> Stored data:

|---|

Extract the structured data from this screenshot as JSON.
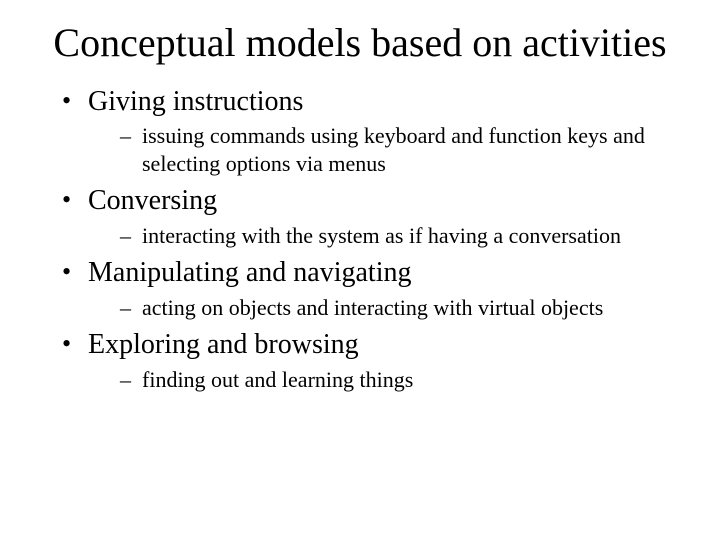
{
  "title": "Conceptual models based on activities",
  "bullets": [
    {
      "label": "Giving instructions",
      "sub": [
        "issuing commands using keyboard and function keys and selecting options via menus"
      ]
    },
    {
      "label": "Conversing",
      "sub": [
        "interacting with the system as if having a conversation"
      ]
    },
    {
      "label": "Manipulating and navigating",
      "sub": [
        "acting on objects and interacting with virtual objects"
      ]
    },
    {
      "label": "Exploring and browsing",
      "sub": [
        "finding out and learning things"
      ]
    }
  ]
}
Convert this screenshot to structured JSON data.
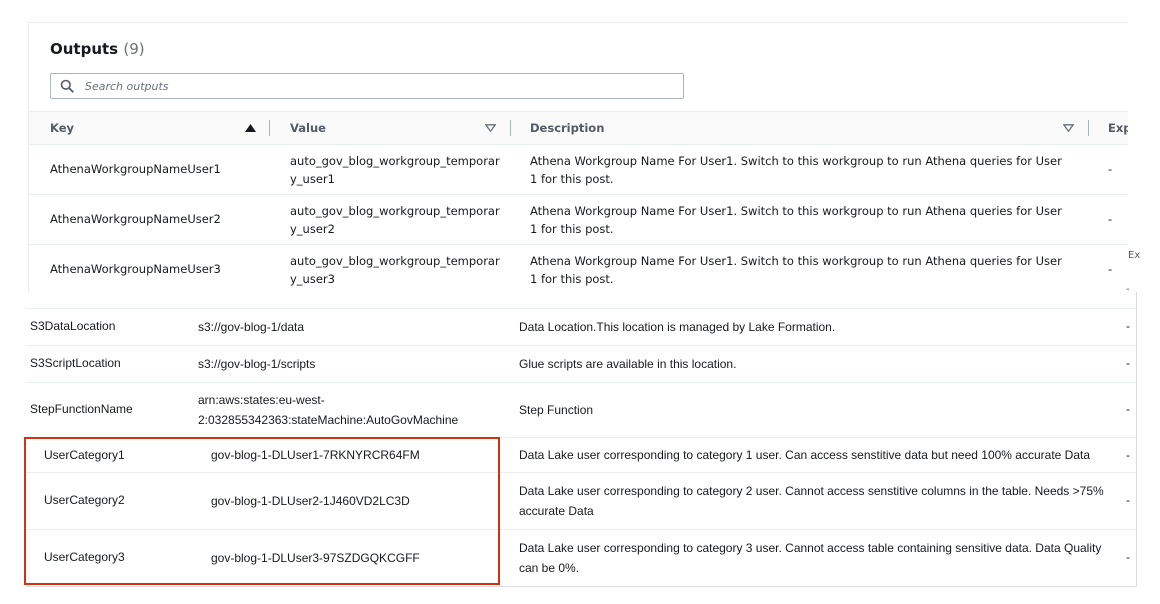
{
  "header": {
    "title": "Outputs",
    "count": "(9)"
  },
  "search": {
    "placeholder": "Search outputs"
  },
  "columns": {
    "key": "Key",
    "value": "Value",
    "description": "Description",
    "export": "Exp"
  },
  "top_rows": [
    {
      "key": "AthenaWorkgroupNameUser1",
      "value": "auto_gov_blog_workgroup_temporary_user1",
      "description": "Athena Workgroup Name For User1. Switch to this workgroup to run Athena queries for User 1 for this post.",
      "export": "-"
    },
    {
      "key": "AthenaWorkgroupNameUser2",
      "value": "auto_gov_blog_workgroup_temporary_user2",
      "description": "Athena Workgroup Name For User1. Switch to this workgroup to run Athena queries for User 1 for this post.",
      "export": "-"
    },
    {
      "key": "AthenaWorkgroupNameUser3",
      "value": "auto_gov_blog_workgroup_temporary_user3",
      "description": "Athena Workgroup Name For User1. Switch to this workgroup to run Athena queries for User 1 for this post.",
      "export": "-"
    }
  ],
  "side_fragment": "Ex",
  "side_dash": "-",
  "bottom_rows": [
    {
      "key": "S3DataLocation",
      "value": "s3://gov-blog-1/data",
      "description": "Data Location.This location is managed by Lake Formation.",
      "export": "-"
    },
    {
      "key": "S3ScriptLocation",
      "value": "s3://gov-blog-1/scripts",
      "description": "Glue scripts are available in this location.",
      "export": "-"
    },
    {
      "key": "StepFunctionName",
      "value": "arn:aws:states:eu-west-2:032855342363:stateMachine:AutoGovMachine",
      "description": "Step Function",
      "export": "-"
    },
    {
      "key": "UserCategory1",
      "value": "gov-blog-1-DLUser1-7RKNYRCR64FM",
      "description": "Data Lake user corresponding to category 1 user. Can access senstitive data but need 100% accurate Data",
      "export": "-"
    },
    {
      "key": "UserCategory2",
      "value": "gov-blog-1-DLUser2-1J460VD2LC3D",
      "description": "Data Lake user corresponding to category 2 user. Cannot access senstitive columns in the table. Needs >75% accurate Data",
      "export": "-"
    },
    {
      "key": "UserCategory3",
      "value": "gov-blog-1-DLUser3-97SZDGQKCGFF",
      "description": "Data Lake user corresponding to category 3 user. Cannot access table containing sensitive data. Data Quality can be 0%.",
      "export": "-"
    }
  ],
  "colors": {
    "highlight": "#d13212",
    "header_bg": "#fafafa",
    "text": "#16191f",
    "muted": "#545b64"
  },
  "icons": {
    "search": "search-icon",
    "sort_asc": "caret-up-filled-icon",
    "sort_none": "caret-down-outline-icon"
  }
}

|---|

Leave out every picture and copy the rest of the records exactly.

Extract the structured data from this screenshot as JSON.
{
  "title": "Conceptual models based on activities",
  "bullets": [
    {
      "label": "Giving instructions",
      "sub": [
        "issuing commands using keyboard and function keys and selecting options via menus"
      ]
    },
    {
      "label": "Conversing",
      "sub": [
        "interacting with the system as if having a conversation"
      ]
    },
    {
      "label": "Manipulating and navigating",
      "sub": [
        "acting on objects and interacting with virtual objects"
      ]
    },
    {
      "label": "Exploring and browsing",
      "sub": [
        "finding out and learning things"
      ]
    }
  ]
}
Convert this screenshot to structured JSON data.
{
  "header": {
    "title": "Outputs",
    "count": "(9)"
  },
  "search": {
    "placeholder": "Search outputs"
  },
  "columns": {
    "key": "Key",
    "value": "Value",
    "description": "Description",
    "export": "Exp"
  },
  "top_rows": [
    {
      "key": "AthenaWorkgroupNameUser1",
      "value": "auto_gov_blog_workgroup_temporary_user1",
      "description": "Athena Workgroup Name For User1. Switch to this workgroup to run Athena queries for User 1 for this post.",
      "export": "-"
    },
    {
      "key": "AthenaWorkgroupNameUser2",
      "value": "auto_gov_blog_workgroup_temporary_user2",
      "description": "Athena Workgroup Name For User1. Switch to this workgroup to run Athena queries for User 1 for this post.",
      "export": "-"
    },
    {
      "key": "AthenaWorkgroupNameUser3",
      "value": "auto_gov_blog_workgroup_temporary_user3",
      "description": "Athena Workgroup Name For User1. Switch to this workgroup to run Athena queries for User 1 for this post.",
      "export": "-"
    }
  ],
  "side_fragment": "Ex",
  "side_dash": "-",
  "bottom_rows": [
    {
      "key": "S3DataLocation",
      "value": "s3://gov-blog-1/data",
      "description": "Data Location.This location is managed by Lake Formation.",
      "export": "-"
    },
    {
      "key": "S3ScriptLocation",
      "value": "s3://gov-blog-1/scripts",
      "description": "Glue scripts are available in this location.",
      "export": "-"
    },
    {
      "key": "StepFunctionName",
      "value": "arn:aws:states:eu-west-2:032855342363:stateMachine:AutoGovMachine",
      "description": "Step Function",
      "export": "-"
    },
    {
      "key": "UserCategory1",
      "value": "gov-blog-1-DLUser1-7RKNYRCR64FM",
      "description": "Data Lake user corresponding to category 1 user. Can access senstitive data but need 100% accurate Data",
      "export": "-"
    },
    {
      "key": "UserCategory2",
      "value": "gov-blog-1-DLUser2-1J460VD2LC3D",
      "description": "Data Lake user corresponding to category 2 user. Cannot access senstitive columns in the table. Needs >75% accurate Data",
      "export": "-"
    },
    {
      "key": "UserCategory3",
      "value": "gov-blog-1-DLUser3-97SZDGQKCGFF",
      "description": "Data Lake user corresponding to category 3 user. Cannot access table containing sensitive data. Data Quality can be 0%.",
      "export": "-"
    }
  ],
  "colors": {
    "highlight": "#d13212",
    "header_bg": "#fafafa",
    "text": "#16191f",
    "muted": "#545b64"
  },
  "icons": {
    "search": "search-icon",
    "sort_asc": "caret-up-filled-icon",
    "sort_none": "caret-down-outline-icon"
  }
}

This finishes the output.